● **MATERIAL FOR THE TASK**:
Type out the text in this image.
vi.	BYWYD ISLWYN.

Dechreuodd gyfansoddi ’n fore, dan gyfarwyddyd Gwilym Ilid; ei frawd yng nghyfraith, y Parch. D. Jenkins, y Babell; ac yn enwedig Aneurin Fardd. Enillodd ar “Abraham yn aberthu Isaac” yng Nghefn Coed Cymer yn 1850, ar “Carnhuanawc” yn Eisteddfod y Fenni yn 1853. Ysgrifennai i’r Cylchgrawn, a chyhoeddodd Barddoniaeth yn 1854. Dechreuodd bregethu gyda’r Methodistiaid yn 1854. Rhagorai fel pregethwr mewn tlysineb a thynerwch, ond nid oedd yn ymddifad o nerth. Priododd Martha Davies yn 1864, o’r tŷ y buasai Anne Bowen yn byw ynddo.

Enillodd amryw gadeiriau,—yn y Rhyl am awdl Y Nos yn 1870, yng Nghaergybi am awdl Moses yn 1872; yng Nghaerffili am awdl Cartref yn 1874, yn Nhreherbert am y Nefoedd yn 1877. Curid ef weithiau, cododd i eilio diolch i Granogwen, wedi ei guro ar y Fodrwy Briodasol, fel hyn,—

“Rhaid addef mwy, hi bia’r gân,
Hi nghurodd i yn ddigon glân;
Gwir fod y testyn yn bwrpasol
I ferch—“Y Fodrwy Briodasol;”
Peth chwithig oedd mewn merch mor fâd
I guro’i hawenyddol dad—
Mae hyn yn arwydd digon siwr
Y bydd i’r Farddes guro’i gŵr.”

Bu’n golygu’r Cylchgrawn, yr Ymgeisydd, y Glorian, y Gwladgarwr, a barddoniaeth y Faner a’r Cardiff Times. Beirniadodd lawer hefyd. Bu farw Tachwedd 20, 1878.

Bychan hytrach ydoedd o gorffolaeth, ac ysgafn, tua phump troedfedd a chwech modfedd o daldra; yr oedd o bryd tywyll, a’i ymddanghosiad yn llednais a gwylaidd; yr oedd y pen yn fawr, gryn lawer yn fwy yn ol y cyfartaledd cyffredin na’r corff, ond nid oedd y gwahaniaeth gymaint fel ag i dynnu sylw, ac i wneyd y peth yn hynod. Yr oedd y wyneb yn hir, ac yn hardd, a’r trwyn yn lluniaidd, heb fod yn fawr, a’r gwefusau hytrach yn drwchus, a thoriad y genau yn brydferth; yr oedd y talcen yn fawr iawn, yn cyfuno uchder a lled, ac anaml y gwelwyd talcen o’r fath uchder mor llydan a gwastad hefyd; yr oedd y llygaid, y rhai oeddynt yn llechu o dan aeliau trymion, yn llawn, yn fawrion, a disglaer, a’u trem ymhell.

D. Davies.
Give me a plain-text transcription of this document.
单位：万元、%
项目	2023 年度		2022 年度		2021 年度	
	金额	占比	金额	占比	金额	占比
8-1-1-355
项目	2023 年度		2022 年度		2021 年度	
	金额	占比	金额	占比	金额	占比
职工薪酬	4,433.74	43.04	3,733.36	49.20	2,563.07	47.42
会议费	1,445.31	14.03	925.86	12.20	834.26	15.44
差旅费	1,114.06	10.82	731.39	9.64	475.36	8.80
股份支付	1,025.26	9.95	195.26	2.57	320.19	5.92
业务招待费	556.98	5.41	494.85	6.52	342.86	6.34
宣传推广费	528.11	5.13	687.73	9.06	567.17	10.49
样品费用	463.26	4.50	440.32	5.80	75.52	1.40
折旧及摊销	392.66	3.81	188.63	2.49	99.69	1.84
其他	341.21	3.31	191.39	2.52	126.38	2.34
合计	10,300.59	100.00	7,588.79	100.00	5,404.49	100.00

● **EXERCISE**: Repeat all the entries exactly as given.

● **CORRECT RESPONSE**:
Type out the text in this image.
vi.	BYWYD ISLWYN.

Dechreuodd gyfansoddi ’n fore, dan gyfarwyddyd Gwilym Ilid; ei frawd yng nghyfraith, y Parch. D. Jenkins, y Babell; ac yn enwedig Aneurin Fardd. Enillodd ar “Abraham yn aberthu Isaac” yng Nghefn Coed Cymer yn 1850, ar “Carnhuanawc” yn Eisteddfod y Fenni yn 1853. Ysgrifennai i’r Cylchgrawn, a chyhoeddodd Barddoniaeth yn 1854. Dechreuodd bregethu gyda’r Methodistiaid yn 1854. Rhagorai fel pregethwr mewn tlysineb a thynerwch, ond nid oedd yn ymddifad o nerth. Priododd Martha Davies yn 1864, o’r tŷ y buasai Anne Bowen yn byw ynddo.

Enillodd amryw gadeiriau,—yn y Rhyl am awdl Y Nos yn 1870, yng Nghaergybi am awdl Moses yn 1872; yng Nghaerffili am awdl Cartref yn 1874, yn Nhreherbert am y Nefoedd yn 1877. Curid ef weithiau, cododd i eilio diolch i Granogwen, wedi ei guro ar y Fodrwy Briodasol, fel hyn,—

“Rhaid addef mwy, hi bia’r gân,
Hi nghurodd i yn ddigon glân;
Gwir fod y testyn yn bwrpasol
I ferch—“Y Fodrwy Briodasol;”
Peth chwithig oedd mewn merch mor fâd
I guro’i hawenyddol dad—
Mae hyn yn arwydd digon siwr
Y bydd i’r Farddes guro’i gŵr.”

Bu’n golygu’r Cylchgrawn, yr Ymgeisydd, y Glorian, y Gwladgarwr, a barddoniaeth y Faner a’r Cardiff Times. Beirniadodd lawer hefyd. Bu farw Tachwedd 20, 1878.

Bychan hytrach ydoedd o gorffolaeth, ac ysgafn, tua phump troedfedd a chwech modfedd o daldra; yr oedd o bryd tywyll, a’i ymddanghosiad yn llednais a gwylaidd; yr oedd y pen yn fawr, gryn lawer yn fwy yn ol y cyfartaledd cyffredin na’r corff, ond nid oedd y gwahaniaeth gymaint fel ag i dynnu sylw, ac i wneyd y peth yn hynod. Yr oedd y wyneb yn hir, ac yn hardd, a’r trwyn yn lluniaidd, heb fod yn fawr, a’r gwefusau hytrach yn drwchus, a thoriad y genau yn brydferth; yr oedd y talcen yn fawr iawn, yn cyfuno uchder a lled, ac anaml y gwelwyd talcen o’r fath uchder mor llydan a gwastad hefyd; yr oedd y llygaid, y rhai oeddynt yn llechu o dan aeliau trymion, yn llawn, yn fawrion, a disglaer, a’u trem ymhell.

D. Davies.
Give me a plain-text transcription of this document.
单位：万元、%
项目	2023 年度		2022 年度		2021 年度	
	金额	占比	金额	占比	金额	占比
8-1-1-355
项目	2023 年度		2022 年度		2021 年度	
	金额	占比	金额	占比	金额	占比
职工薪酬	4,433.74	43.04	3,733.36	49.20	2,563.07	47.42
会议费	1,445.31	14.03	925.86	12.20	834.26	15.44
差旅费	1,114.06	10.82	731.39	9.64	475.36	8.80
股份支付	1,025.26	9.95	195.26	2.57	320.19	5.92
业务招待费	556.98	5.41	494.85	6.52	342.86	6.34
宣传推广费	528.11	5.13	687.73	9.06	567.17	10.49
样品费用	463.26	4.50	440.32	5.80	75.52	1.40
折旧及摊销	392.66	3.81	188.63	2.49	99.69	1.84
其他	341.21	3.31	191.39	2.52	126.38	2.34
合计	10,300.59	100.00	7,588.79	100.00	5,404.49	100.00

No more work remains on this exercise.